## What you need to do
In the material below, find how many lines contain the string "label". Write only that number.

-------- Dataset content

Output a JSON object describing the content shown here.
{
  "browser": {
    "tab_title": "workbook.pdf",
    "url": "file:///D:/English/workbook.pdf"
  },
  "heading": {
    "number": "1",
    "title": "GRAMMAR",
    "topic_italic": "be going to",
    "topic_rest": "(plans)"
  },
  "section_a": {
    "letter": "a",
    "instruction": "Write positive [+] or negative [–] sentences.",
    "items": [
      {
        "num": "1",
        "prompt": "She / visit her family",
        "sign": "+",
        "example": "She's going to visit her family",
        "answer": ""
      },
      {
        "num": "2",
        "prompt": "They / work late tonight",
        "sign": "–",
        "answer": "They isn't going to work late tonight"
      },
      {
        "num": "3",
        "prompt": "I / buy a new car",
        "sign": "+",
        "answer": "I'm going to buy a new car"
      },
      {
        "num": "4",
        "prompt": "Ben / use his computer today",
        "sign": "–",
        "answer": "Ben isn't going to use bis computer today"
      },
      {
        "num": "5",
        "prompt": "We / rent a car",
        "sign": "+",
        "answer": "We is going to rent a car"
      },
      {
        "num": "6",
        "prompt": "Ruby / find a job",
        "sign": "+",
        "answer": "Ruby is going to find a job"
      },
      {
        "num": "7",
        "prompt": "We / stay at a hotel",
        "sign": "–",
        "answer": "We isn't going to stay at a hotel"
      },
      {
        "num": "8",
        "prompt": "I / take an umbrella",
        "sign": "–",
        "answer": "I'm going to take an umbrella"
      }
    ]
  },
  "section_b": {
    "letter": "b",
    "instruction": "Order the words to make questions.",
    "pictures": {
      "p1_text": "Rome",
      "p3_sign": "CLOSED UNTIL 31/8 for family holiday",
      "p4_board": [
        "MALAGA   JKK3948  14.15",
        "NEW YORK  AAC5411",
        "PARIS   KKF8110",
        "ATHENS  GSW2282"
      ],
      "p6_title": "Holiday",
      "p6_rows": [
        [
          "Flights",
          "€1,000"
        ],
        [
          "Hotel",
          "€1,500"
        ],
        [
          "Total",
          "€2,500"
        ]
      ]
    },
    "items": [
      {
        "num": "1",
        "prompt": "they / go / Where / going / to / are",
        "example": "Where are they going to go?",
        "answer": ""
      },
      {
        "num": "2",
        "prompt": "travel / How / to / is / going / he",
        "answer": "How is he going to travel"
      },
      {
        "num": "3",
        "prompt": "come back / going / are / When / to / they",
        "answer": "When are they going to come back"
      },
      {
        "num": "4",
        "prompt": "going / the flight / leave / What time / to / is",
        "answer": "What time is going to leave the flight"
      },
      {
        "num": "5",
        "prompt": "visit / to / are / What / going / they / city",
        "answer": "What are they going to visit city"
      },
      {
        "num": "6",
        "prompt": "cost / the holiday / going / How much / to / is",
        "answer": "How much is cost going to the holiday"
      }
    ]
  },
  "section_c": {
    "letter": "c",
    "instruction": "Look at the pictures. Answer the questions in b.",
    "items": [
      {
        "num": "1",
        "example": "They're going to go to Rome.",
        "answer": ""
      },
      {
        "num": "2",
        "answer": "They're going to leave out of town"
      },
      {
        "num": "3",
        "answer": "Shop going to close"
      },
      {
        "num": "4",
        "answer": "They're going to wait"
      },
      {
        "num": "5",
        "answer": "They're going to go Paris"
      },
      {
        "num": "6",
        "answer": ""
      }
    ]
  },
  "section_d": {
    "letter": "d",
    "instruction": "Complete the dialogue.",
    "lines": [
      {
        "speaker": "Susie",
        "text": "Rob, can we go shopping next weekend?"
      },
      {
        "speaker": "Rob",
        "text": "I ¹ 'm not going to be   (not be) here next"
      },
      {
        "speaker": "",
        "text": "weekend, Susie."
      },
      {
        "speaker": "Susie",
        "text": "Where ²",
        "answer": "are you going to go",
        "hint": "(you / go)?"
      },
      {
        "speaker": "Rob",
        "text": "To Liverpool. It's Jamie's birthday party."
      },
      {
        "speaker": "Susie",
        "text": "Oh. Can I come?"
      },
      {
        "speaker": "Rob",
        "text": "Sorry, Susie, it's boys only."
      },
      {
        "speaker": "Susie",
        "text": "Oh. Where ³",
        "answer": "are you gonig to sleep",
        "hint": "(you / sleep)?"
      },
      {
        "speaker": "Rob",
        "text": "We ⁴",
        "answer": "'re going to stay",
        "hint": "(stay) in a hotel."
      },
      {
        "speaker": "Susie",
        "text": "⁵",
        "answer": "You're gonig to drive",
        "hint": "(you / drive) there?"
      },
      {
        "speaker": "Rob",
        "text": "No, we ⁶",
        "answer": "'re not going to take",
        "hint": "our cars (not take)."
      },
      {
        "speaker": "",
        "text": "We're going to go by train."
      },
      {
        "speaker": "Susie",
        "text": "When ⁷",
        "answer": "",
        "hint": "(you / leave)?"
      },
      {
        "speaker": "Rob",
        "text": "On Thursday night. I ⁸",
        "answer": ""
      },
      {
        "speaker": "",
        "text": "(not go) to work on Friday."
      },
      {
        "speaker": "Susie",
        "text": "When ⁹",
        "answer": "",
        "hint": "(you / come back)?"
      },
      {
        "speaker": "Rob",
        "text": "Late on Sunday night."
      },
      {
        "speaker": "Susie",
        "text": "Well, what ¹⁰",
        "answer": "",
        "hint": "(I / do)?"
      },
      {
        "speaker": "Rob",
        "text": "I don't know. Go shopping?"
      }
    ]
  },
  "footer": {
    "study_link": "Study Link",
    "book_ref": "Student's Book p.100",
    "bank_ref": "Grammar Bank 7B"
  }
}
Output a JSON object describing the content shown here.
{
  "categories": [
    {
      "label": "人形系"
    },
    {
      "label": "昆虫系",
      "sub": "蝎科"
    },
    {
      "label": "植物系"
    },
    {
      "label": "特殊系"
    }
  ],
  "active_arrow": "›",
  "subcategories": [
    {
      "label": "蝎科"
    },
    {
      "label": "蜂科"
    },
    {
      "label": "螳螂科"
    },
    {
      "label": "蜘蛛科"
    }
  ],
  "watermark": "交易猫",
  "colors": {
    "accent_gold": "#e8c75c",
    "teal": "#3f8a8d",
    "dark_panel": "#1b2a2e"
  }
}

----------------

## Solution for this problem
8